**GIVEN TASK:**
From the line containing "Serialize everything readable" through the last line of the data, return those lines exactly as written and nothing more.

## start EXERCISE MATERIAL

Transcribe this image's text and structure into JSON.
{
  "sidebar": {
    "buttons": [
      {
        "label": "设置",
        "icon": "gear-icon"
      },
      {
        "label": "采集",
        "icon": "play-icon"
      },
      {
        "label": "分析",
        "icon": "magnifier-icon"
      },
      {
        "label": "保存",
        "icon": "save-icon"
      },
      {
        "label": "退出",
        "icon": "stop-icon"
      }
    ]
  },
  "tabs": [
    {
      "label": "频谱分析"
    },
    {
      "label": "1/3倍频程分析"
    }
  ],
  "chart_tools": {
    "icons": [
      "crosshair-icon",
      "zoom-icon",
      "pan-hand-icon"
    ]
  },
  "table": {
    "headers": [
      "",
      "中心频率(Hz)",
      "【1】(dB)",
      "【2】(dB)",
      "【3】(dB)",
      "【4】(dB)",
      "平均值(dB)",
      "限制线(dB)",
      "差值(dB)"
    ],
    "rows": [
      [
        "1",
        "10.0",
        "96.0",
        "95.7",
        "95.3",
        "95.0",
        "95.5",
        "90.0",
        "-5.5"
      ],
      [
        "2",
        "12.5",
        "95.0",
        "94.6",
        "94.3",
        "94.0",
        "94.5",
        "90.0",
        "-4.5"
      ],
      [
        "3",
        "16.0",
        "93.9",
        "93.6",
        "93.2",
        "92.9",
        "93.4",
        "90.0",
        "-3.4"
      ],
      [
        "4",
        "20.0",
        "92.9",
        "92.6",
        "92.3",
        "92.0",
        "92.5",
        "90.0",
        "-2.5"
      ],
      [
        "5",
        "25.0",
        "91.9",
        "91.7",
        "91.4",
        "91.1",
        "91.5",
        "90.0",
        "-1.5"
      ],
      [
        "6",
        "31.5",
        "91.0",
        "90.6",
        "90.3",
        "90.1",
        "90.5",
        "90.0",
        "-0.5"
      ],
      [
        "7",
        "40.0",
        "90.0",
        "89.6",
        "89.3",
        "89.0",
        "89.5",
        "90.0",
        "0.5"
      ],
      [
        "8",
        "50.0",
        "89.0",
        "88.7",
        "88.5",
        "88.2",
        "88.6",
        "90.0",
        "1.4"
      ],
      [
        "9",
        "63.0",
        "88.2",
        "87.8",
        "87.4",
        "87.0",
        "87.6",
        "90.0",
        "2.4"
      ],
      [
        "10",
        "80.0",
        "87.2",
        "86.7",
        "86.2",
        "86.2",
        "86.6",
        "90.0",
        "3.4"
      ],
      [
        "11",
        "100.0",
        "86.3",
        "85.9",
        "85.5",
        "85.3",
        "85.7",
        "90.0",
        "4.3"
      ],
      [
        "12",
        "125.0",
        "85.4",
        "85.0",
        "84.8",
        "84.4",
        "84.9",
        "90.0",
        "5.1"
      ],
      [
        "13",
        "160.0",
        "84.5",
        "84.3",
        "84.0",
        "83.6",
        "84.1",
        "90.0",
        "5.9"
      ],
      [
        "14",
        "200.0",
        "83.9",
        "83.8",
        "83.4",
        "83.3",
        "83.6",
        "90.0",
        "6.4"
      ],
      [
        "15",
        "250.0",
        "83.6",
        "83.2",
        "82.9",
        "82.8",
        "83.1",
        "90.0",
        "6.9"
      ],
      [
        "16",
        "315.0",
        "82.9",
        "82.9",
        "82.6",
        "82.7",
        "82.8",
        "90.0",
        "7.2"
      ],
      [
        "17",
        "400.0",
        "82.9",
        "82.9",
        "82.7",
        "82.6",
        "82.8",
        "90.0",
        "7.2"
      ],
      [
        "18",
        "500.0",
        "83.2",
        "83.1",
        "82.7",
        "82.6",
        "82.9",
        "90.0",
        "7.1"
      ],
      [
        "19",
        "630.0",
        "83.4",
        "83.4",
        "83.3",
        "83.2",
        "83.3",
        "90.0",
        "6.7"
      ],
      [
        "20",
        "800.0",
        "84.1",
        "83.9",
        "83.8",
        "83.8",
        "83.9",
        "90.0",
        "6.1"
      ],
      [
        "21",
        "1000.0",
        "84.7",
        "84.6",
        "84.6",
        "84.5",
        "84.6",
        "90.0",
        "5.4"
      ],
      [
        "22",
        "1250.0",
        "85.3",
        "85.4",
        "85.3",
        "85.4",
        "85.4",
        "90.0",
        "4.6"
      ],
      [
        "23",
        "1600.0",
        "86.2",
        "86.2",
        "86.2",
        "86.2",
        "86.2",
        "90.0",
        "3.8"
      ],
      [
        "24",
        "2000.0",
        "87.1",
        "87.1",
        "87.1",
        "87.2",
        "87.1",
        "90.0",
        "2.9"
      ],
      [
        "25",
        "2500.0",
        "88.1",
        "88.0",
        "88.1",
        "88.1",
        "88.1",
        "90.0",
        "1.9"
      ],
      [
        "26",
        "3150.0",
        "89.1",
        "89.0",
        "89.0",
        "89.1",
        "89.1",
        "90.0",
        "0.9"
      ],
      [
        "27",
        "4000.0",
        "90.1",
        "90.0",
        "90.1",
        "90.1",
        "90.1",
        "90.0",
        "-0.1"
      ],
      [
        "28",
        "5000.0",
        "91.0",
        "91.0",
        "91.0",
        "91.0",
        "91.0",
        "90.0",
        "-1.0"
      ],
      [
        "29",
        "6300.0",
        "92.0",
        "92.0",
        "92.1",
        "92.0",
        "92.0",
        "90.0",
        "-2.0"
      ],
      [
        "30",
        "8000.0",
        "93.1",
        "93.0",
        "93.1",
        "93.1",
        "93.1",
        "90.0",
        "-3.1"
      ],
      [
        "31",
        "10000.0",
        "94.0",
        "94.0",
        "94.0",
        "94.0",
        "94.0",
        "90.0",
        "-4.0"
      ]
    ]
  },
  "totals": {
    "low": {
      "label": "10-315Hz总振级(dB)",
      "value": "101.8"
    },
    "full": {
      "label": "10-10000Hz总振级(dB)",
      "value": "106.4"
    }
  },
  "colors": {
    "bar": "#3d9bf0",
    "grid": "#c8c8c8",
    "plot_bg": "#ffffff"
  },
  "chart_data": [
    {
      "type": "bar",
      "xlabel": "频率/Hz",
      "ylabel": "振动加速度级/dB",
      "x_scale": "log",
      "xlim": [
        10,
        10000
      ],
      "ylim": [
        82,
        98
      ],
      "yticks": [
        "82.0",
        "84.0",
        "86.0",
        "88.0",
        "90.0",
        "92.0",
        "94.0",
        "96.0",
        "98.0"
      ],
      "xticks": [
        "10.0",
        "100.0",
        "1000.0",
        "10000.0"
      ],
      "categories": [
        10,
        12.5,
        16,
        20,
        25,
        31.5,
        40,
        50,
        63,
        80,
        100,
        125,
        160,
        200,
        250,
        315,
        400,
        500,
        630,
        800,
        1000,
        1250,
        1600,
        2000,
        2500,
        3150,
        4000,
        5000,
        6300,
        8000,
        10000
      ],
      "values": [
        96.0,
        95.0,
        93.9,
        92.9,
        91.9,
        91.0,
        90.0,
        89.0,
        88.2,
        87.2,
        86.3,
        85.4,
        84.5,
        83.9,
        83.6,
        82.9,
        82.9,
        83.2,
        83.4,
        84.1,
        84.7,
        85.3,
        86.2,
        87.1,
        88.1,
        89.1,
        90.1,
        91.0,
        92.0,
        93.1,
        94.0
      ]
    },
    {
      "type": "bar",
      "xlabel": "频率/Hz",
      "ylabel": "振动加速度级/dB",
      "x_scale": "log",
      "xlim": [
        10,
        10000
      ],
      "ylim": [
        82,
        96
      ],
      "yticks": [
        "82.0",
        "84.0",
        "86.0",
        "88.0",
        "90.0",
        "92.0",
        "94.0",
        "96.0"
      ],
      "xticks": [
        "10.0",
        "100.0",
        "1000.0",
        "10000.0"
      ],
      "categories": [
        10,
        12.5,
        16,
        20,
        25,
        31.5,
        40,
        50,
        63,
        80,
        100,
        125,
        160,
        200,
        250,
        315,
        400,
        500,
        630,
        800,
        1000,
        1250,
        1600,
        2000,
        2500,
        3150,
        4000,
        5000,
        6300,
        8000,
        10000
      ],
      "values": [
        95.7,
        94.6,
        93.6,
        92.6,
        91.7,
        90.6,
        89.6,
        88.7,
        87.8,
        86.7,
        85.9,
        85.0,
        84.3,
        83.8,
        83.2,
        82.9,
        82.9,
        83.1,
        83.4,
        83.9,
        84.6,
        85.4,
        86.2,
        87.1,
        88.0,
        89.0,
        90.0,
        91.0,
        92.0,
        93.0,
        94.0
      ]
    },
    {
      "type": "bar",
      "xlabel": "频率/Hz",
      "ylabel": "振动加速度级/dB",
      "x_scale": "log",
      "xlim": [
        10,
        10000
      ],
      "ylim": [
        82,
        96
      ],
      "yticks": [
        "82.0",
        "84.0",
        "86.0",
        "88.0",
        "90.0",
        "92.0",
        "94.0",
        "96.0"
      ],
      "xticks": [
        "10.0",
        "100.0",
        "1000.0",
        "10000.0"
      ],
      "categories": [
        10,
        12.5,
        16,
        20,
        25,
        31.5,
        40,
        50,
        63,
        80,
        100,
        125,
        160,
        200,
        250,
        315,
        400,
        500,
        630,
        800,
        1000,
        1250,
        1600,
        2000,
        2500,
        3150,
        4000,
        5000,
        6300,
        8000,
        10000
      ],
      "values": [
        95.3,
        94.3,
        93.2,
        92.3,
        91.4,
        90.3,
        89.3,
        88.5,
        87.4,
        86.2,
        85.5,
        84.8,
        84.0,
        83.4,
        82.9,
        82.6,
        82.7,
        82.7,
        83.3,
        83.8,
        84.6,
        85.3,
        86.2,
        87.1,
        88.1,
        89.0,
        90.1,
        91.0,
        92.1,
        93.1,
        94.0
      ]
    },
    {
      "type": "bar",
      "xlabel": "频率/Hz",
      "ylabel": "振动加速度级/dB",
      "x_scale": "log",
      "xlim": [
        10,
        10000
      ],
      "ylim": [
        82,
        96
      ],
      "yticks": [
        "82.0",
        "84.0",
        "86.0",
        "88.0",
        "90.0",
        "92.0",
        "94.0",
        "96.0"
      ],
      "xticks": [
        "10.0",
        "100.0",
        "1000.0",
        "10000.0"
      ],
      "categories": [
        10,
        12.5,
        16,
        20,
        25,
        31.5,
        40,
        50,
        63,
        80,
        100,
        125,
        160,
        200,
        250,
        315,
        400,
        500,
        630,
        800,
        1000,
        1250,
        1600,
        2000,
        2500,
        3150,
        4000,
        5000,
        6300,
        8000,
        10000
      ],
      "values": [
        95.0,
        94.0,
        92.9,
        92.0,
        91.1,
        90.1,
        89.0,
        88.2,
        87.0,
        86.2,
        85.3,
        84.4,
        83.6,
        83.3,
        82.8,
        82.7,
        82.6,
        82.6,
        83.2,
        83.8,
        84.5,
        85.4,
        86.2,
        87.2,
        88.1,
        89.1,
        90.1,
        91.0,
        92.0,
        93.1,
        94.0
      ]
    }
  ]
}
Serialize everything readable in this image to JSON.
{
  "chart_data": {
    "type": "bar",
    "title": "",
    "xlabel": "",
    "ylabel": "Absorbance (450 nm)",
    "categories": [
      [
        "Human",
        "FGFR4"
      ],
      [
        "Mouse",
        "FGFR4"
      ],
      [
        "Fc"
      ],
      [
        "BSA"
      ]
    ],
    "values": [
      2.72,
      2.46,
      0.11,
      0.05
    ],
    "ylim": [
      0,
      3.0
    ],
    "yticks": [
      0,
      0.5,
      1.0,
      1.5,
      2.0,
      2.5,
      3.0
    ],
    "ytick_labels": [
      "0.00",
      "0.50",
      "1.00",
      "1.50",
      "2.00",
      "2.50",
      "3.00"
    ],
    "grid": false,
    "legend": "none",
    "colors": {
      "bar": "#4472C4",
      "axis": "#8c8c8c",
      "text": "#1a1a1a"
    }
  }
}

## end EXERCISE MATERIAL

**THE ANSWER:**
Serialize everything readable in this image to JSON.
{
  "chart_data": {
    "type": "bar",
    "title": "",
    "xlabel": "",
    "ylabel": "Absorbance (450 nm)",
    "categories": [
      [
        "Human",
        "FGFR4"
      ],
      [
        "Mouse",
        "FGFR4"
      ],
      [
        "Fc"
      ],
      [
        "BSA"
      ]
    ],
    "values": [
      2.72,
      2.46,
      0.11,
      0.05
    ],
    "ylim": [
      0,
      3.0
    ],
    "yticks": [
      0,
      0.5,
      1.0,
      1.5,
      2.0,
      2.5,
      3.0
    ],
    "ytick_labels": [
      "0.00",
      "0.50",
      "1.00",
      "1.50",
      "2.00",
      "2.50",
      "3.00"
    ],
    "grid": false,
    "legend": "none",
    "colors": {
      "bar": "#4472C4",
      "axis": "#8c8c8c",
      "text": "#1a1a1a"
    }
  }
}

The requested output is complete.